— Start —
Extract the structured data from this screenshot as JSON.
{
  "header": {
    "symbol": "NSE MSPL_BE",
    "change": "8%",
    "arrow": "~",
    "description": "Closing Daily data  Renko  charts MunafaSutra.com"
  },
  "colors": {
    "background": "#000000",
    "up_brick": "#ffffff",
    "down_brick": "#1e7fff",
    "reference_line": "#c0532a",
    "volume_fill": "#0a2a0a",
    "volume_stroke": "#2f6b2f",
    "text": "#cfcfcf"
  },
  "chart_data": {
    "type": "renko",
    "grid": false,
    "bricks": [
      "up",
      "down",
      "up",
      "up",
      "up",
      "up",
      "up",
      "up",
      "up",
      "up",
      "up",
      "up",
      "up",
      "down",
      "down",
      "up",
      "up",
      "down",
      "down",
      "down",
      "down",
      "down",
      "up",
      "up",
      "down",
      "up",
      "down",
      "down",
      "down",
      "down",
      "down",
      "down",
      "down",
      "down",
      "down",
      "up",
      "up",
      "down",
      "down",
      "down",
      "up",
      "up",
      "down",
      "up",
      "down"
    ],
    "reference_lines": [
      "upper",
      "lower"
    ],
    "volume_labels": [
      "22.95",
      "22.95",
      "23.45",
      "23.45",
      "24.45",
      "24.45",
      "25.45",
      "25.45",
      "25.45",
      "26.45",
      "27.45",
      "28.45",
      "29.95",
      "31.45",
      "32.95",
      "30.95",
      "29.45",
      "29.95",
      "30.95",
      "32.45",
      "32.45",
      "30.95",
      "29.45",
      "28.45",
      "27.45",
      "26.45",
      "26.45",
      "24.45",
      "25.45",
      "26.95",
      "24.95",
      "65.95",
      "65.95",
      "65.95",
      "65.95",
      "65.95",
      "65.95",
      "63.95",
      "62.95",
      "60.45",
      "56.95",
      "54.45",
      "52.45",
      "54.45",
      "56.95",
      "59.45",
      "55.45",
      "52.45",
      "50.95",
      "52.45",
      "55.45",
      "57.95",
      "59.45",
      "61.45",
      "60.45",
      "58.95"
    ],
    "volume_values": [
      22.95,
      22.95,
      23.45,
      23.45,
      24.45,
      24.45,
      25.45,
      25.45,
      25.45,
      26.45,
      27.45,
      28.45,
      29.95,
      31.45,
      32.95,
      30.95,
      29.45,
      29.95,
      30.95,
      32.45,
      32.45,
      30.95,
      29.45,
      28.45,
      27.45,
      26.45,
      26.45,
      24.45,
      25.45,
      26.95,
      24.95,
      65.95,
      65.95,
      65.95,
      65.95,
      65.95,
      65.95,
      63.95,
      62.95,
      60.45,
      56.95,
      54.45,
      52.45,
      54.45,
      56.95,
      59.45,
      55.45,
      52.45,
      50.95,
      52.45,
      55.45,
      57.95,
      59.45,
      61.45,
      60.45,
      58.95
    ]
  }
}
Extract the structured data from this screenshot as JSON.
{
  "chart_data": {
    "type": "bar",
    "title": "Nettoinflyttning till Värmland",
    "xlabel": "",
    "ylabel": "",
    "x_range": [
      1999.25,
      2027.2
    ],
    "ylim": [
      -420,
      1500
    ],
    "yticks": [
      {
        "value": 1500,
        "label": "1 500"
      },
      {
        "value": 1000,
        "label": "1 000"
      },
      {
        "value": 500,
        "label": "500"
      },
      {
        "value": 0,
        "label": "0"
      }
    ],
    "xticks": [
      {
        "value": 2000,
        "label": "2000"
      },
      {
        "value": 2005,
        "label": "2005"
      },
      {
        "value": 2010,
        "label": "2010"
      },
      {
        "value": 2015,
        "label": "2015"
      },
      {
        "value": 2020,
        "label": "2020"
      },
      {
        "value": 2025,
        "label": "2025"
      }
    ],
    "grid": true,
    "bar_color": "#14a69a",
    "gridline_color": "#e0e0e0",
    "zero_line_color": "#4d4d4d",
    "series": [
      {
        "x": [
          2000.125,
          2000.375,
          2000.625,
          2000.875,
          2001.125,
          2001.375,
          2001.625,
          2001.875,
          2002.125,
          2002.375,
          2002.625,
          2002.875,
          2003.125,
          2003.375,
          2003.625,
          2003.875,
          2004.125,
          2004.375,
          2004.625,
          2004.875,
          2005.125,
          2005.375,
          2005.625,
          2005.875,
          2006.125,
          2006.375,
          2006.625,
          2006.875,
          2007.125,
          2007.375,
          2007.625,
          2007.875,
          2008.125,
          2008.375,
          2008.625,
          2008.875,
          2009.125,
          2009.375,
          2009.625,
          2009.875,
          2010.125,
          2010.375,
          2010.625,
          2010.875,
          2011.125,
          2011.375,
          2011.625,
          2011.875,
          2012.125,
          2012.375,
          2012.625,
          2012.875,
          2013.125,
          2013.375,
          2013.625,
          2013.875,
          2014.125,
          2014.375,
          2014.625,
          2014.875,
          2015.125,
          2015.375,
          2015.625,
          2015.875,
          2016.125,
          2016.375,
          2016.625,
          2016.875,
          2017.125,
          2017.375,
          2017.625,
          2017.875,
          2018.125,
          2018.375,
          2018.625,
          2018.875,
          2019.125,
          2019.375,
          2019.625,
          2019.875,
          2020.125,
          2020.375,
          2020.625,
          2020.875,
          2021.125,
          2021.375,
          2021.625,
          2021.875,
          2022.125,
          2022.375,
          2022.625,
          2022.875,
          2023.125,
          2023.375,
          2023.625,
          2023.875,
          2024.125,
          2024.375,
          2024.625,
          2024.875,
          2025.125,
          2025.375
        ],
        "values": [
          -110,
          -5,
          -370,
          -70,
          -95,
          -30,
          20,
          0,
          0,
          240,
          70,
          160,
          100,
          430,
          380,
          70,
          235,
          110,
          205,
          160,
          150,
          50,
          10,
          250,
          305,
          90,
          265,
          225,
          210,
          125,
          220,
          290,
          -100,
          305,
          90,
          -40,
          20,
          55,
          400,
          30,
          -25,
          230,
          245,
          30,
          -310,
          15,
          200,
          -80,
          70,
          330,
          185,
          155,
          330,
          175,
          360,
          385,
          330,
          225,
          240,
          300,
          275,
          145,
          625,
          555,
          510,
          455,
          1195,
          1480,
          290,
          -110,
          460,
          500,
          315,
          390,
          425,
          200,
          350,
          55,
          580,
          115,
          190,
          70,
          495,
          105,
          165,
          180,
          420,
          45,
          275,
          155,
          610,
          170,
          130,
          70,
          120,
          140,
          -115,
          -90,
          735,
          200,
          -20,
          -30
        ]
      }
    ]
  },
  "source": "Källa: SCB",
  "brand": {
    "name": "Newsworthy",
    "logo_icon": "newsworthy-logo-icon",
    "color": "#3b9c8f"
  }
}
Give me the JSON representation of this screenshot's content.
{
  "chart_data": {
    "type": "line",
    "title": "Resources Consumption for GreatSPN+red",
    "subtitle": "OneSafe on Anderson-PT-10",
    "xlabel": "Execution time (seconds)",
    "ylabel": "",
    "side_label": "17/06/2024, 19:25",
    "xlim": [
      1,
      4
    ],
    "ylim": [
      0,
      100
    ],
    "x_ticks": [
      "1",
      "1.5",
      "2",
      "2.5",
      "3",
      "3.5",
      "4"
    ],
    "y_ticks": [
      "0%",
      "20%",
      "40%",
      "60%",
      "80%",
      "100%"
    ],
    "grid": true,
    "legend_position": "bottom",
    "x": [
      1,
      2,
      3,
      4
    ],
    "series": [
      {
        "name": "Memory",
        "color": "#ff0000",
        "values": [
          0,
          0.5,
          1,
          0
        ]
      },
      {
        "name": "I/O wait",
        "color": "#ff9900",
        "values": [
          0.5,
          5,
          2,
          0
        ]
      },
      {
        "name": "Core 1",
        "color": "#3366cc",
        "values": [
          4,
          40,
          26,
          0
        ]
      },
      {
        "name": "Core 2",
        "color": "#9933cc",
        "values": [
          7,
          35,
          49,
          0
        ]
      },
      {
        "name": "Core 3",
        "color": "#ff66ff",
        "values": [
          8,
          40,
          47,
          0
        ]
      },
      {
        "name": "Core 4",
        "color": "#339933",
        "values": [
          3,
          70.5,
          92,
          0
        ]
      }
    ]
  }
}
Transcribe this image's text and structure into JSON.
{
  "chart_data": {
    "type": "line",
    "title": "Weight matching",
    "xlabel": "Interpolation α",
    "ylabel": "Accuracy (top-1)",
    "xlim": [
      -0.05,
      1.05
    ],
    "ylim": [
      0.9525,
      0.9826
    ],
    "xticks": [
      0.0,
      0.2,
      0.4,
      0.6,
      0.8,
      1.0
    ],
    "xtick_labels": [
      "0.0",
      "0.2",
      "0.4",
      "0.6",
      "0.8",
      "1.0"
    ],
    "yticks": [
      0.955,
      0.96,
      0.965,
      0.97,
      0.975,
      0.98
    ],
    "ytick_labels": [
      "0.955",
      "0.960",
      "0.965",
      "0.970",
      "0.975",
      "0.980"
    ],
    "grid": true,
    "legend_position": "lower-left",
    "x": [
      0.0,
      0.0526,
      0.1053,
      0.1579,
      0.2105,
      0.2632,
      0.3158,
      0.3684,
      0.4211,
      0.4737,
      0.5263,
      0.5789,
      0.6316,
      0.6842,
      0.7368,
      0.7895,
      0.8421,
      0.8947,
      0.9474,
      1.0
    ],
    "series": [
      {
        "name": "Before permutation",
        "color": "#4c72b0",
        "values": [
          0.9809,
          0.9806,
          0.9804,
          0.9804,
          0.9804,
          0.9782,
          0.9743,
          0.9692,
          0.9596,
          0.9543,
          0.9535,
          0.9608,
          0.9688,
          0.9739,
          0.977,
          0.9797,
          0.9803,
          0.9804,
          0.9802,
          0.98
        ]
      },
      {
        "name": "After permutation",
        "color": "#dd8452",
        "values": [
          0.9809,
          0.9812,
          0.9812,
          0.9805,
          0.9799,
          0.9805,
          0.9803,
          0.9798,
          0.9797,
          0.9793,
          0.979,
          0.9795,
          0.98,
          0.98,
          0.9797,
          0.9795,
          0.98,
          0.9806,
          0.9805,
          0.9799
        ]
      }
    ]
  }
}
— End —
* **Brief**
Go through the entries above and copy every line containing "Core".

* **Output below**
        "name": "Core 1",
        "name": "Core 2",
        "name": "Core 3",
        "name": "Core 4",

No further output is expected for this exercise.